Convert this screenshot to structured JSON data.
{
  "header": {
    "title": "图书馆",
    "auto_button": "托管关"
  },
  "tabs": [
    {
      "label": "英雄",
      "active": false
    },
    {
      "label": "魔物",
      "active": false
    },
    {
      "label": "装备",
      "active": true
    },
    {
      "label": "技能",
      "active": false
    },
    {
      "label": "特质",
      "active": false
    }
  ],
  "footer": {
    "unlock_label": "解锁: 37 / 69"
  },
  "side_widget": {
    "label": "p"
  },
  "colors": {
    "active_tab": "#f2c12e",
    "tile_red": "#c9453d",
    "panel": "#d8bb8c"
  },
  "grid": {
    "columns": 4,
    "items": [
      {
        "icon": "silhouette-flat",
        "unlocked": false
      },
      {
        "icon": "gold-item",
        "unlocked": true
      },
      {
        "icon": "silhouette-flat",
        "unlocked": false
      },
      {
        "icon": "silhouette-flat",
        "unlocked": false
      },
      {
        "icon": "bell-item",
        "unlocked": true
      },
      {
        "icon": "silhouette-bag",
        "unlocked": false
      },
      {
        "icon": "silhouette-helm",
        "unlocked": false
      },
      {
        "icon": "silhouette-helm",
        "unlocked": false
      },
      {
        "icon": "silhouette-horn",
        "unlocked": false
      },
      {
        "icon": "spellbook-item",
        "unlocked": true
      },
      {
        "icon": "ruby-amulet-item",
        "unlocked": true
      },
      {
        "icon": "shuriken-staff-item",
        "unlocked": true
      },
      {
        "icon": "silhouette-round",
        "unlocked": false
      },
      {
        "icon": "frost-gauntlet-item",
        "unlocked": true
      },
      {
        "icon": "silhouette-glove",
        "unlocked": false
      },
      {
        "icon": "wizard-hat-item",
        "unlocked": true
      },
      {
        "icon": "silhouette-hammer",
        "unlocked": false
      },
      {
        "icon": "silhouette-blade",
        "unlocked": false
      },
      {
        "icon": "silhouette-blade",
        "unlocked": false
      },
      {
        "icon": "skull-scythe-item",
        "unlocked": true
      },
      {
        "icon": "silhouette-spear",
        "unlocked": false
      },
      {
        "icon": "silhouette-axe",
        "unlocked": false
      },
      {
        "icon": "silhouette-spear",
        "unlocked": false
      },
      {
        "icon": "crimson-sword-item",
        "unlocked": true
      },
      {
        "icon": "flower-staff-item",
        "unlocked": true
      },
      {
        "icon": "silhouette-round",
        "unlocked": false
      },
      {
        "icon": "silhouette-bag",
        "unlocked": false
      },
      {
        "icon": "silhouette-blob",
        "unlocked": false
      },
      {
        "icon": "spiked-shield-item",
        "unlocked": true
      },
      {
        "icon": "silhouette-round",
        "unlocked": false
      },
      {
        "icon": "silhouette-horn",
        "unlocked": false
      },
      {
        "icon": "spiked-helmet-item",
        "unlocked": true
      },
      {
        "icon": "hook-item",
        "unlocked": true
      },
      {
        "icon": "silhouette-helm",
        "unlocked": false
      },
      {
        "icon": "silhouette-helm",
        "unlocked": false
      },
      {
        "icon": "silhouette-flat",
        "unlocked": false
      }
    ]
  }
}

+---+

Your task is to quote all of the data word for word.

## Answer to this task
Convert this screenshot to structured JSON data.
{
  "header": {
    "title": "图书馆",
    "auto_button": "托管关"
  },
  "tabs": [
    {
      "label": "英雄",
      "active": false
    },
    {
      "label": "魔物",
      "active": false
    },
    {
      "label": "装备",
      "active": true
    },
    {
      "label": "技能",
      "active": false
    },
    {
      "label": "特质",
      "active": false
    }
  ],
  "footer": {
    "unlock_label": "解锁: 37 / 69"
  },
  "side_widget": {
    "label": "p"
  },
  "colors": {
    "active_tab": "#f2c12e",
    "tile_red": "#c9453d",
    "panel": "#d8bb8c"
  },
  "grid": {
    "columns": 4,
    "items": [
      {
        "icon": "silhouette-flat",
        "unlocked": false
      },
      {
        "icon": "gold-item",
        "unlocked": true
      },
      {
        "icon": "silhouette-flat",
        "unlocked": false
      },
      {
        "icon": "silhouette-flat",
        "unlocked": false
      },
      {
        "icon": "bell-item",
        "unlocked": true
      },
      {
        "icon": "silhouette-bag",
        "unlocked": false
      },
      {
        "icon": "silhouette-helm",
        "unlocked": false
      },
      {
        "icon": "silhouette-helm",
        "unlocked": false
      },
      {
        "icon": "silhouette-horn",
        "unlocked": false
      },
      {
        "icon": "spellbook-item",
        "unlocked": true
      },
      {
        "icon": "ruby-amulet-item",
        "unlocked": true
      },
      {
        "icon": "shuriken-staff-item",
        "unlocked": true
      },
      {
        "icon": "silhouette-round",
        "unlocked": false
      },
      {
        "icon": "frost-gauntlet-item",
        "unlocked": true
      },
      {
        "icon": "silhouette-glove",
        "unlocked": false
      },
      {
        "icon": "wizard-hat-item",
        "unlocked": true
      },
      {
        "icon": "silhouette-hammer",
        "unlocked": false
      },
      {
        "icon": "silhouette-blade",
        "unlocked": false
      },
      {
        "icon": "silhouette-blade",
        "unlocked": false
      },
      {
        "icon": "skull-scythe-item",
        "unlocked": true
      },
      {
        "icon": "silhouette-spear",
        "unlocked": false
      },
      {
        "icon": "silhouette-axe",
        "unlocked": false
      },
      {
        "icon": "silhouette-spear",
        "unlocked": false
      },
      {
        "icon": "crimson-sword-item",
        "unlocked": true
      },
      {
        "icon": "flower-staff-item",
        "unlocked": true
      },
      {
        "icon": "silhouette-round",
        "unlocked": false
      },
      {
        "icon": "silhouette-bag",
        "unlocked": false
      },
      {
        "icon": "silhouette-blob",
        "unlocked": false
      },
      {
        "icon": "spiked-shield-item",
        "unlocked": true
      },
      {
        "icon": "silhouette-round",
        "unlocked": false
      },
      {
        "icon": "silhouette-horn",
        "unlocked": false
      },
      {
        "icon": "spiked-helmet-item",
        "unlocked": true
      },
      {
        "icon": "hook-item",
        "unlocked": true
      },
      {
        "icon": "silhouette-helm",
        "unlocked": false
      },
      {
        "icon": "silhouette-helm",
        "unlocked": false
      },
      {
        "icon": "silhouette-flat",
        "unlocked": false
      }
    ]
  }
}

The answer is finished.